# TASK STATEMENT
Where the line holding "Read all visible content and emit it as JSON." appears, start copying, and continue exactly through the last line of the listing, skipping pictures.

○ ○ ○ ○ ○

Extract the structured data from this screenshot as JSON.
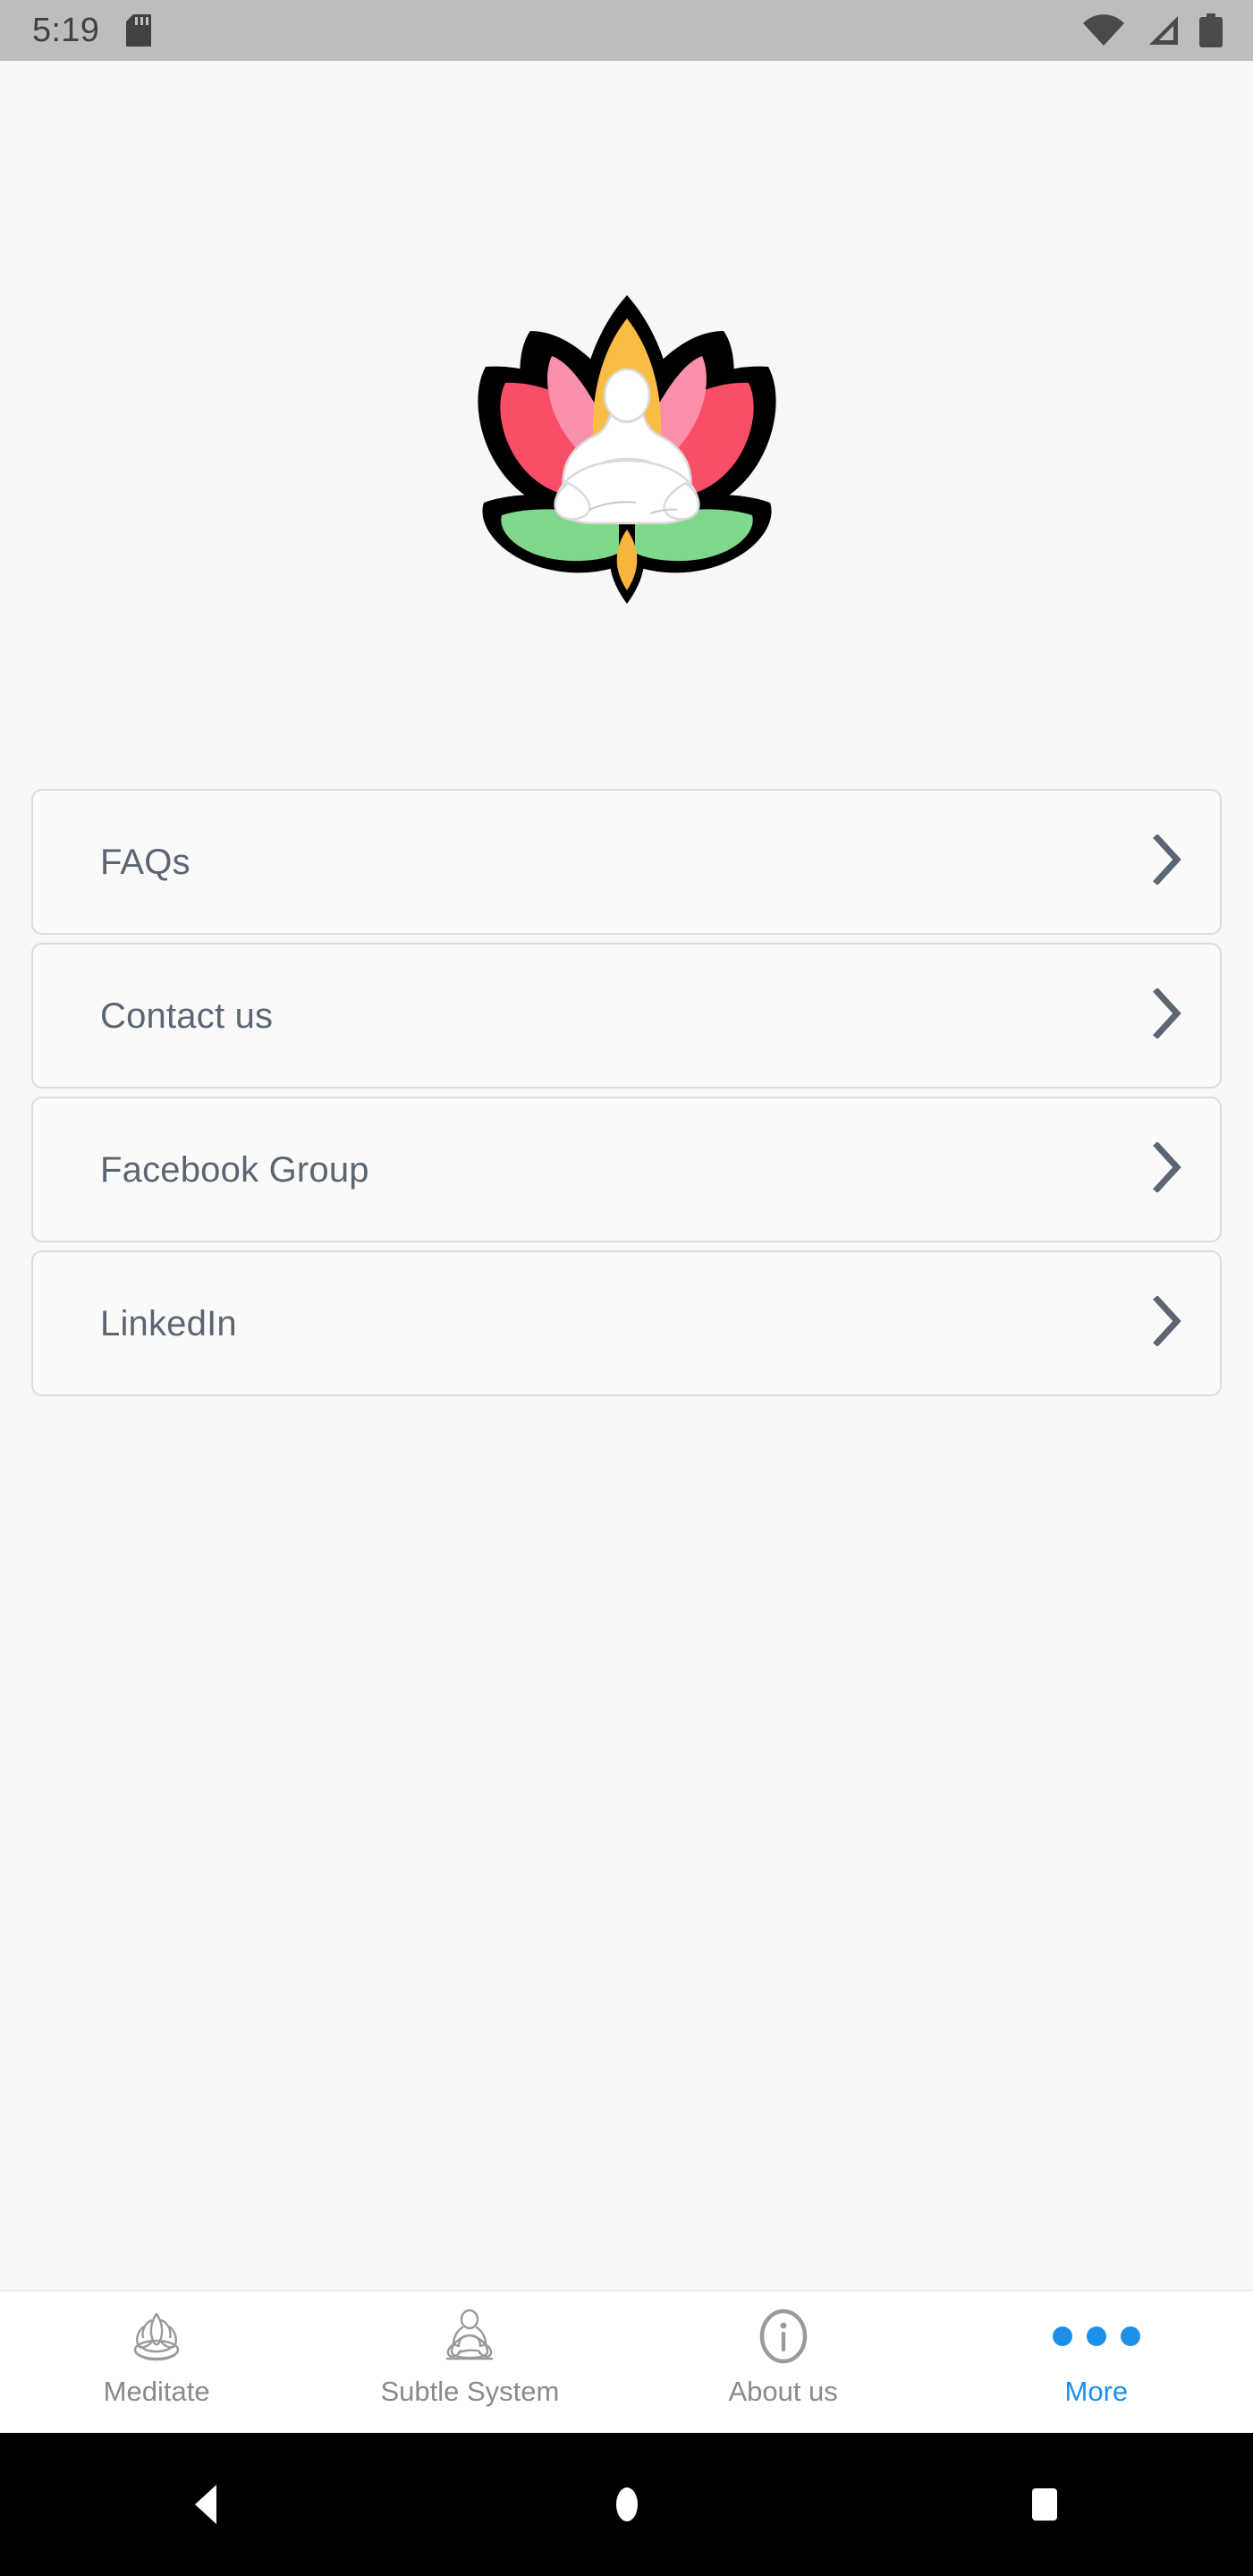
{
  "status_bar": {
    "time": "5:19",
    "icons": [
      "sd-card-icon",
      "wifi-icon",
      "cellular-signal-icon",
      "battery-icon"
    ],
    "background": "#BDBDBD",
    "foreground": "#424242"
  },
  "logo": {
    "name": "lotus-meditation-logo",
    "colors": {
      "outline": "#000000",
      "petal_rose": "#F94E68",
      "petal_light_pink": "#F98FA8",
      "center_gold": "#F9BC45",
      "leaf_green": "#7FD98C",
      "figure_white": "#FFFFFF"
    }
  },
  "menu": {
    "items": [
      {
        "label": "FAQs",
        "chevron": "chevron-right-icon"
      },
      {
        "label": "Contact us",
        "chevron": "chevron-right-icon"
      },
      {
        "label": "Facebook Group",
        "chevron": "chevron-right-icon"
      },
      {
        "label": "LinkedIn",
        "chevron": "chevron-right-icon"
      }
    ],
    "text_color": "#5C6673",
    "card_background": "#FAFAFA",
    "card_border": "#DCDCDC"
  },
  "bottom_nav": {
    "items": [
      {
        "label": "Meditate",
        "icon": "lotus-outline-icon",
        "active": false
      },
      {
        "label": "Subtle System",
        "icon": "meditating-person-outline-icon",
        "active": false
      },
      {
        "label": "About us",
        "icon": "info-circle-icon",
        "active": false
      },
      {
        "label": "More",
        "icon": "three-dots-icon",
        "active": true
      }
    ],
    "inactive_color": "#8A8A8A",
    "active_color": "#1E8FE8"
  },
  "android_nav": {
    "buttons": [
      {
        "name": "back-button",
        "icon": "triangle-left-icon"
      },
      {
        "name": "home-button",
        "icon": "circle-icon"
      },
      {
        "name": "recents-button",
        "icon": "square-icon"
      }
    ],
    "background": "#000000",
    "foreground": "#FFFFFF"
  },
  "page": {
    "background": "#F7F7F7"
  }
}
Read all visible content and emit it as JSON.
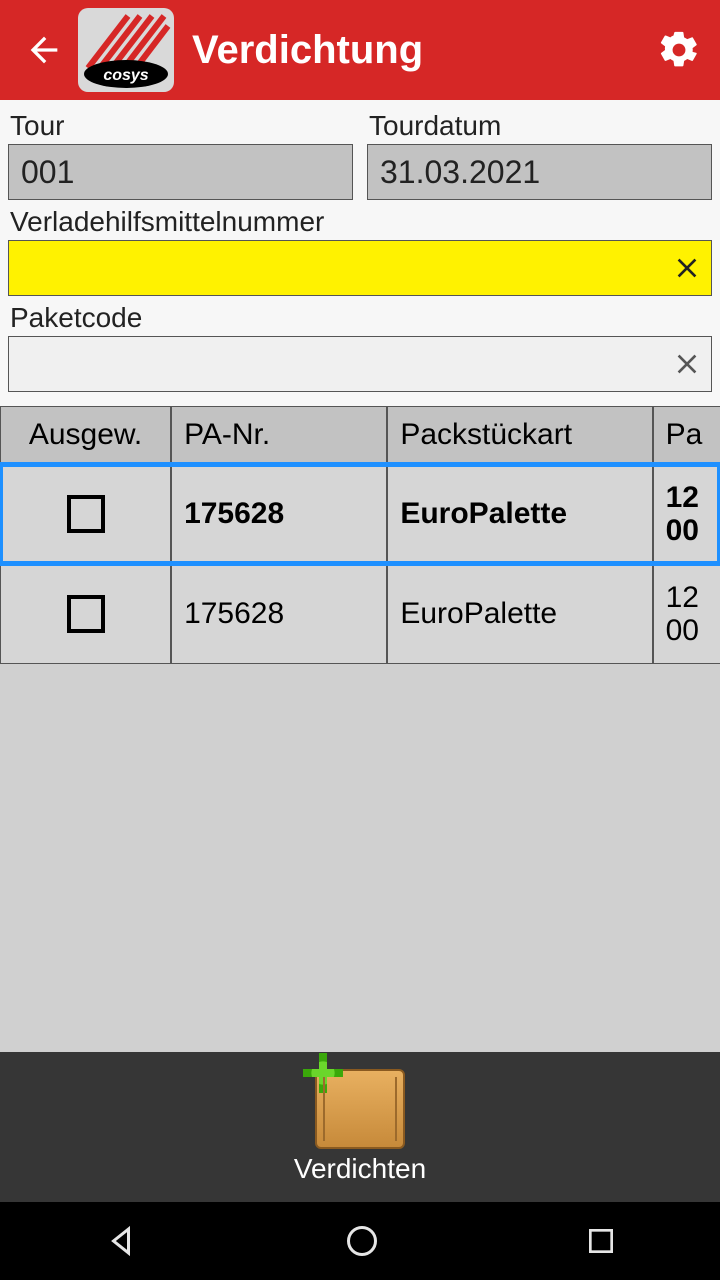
{
  "header": {
    "title": "Verdichtung"
  },
  "form": {
    "tour": {
      "label": "Tour",
      "value": "001"
    },
    "tourdatum": {
      "label": "Tourdatum",
      "value": "31.03.2021"
    },
    "vhm": {
      "label": "Verladehilfsmittelnummer",
      "value": ""
    },
    "paketcode": {
      "label": "Paketcode",
      "value": ""
    }
  },
  "table": {
    "headers": {
      "c1": "Ausgew.",
      "c2": "PA-Nr.",
      "c3": "Packstückart",
      "c4": "Pa"
    },
    "rows": [
      {
        "selected": true,
        "checked": false,
        "pa_nr": "175628",
        "art": "EuroPalette",
        "extra": "12\n00"
      },
      {
        "selected": false,
        "checked": false,
        "pa_nr": "175628",
        "art": "EuroPalette",
        "extra": "12\n00"
      }
    ]
  },
  "action": {
    "label": "Verdichten"
  }
}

○ ○ ○ ○ ○

# FINAL ANSWER
Read all visible content and emit it as JSON.
{
  "header": {
    "title": "Verdichtung"
  },
  "form": {
    "tour": {
      "label": "Tour",
      "value": "001"
    },
    "tourdatum": {
      "label": "Tourdatum",
      "value": "31.03.2021"
    },
    "vhm": {
      "label": "Verladehilfsmittelnummer",
      "value": ""
    },
    "paketcode": {
      "label": "Paketcode",
      "value": ""
    }
  },
  "table": {
    "headers": {
      "c1": "Ausgew.",
      "c2": "PA-Nr.",
      "c3": "Packstückart",
      "c4": "Pa"
    },
    "rows": [
      {
        "selected": true,
        "checked": false,
        "pa_nr": "175628",
        "art": "EuroPalette",
        "extra": "12\n00"
      },
      {
        "selected": false,
        "checked": false,
        "pa_nr": "175628",
        "art": "EuroPalette",
        "extra": "12\n00"
      }
    ]
  },
  "action": {
    "label": "Verdichten"
  }
}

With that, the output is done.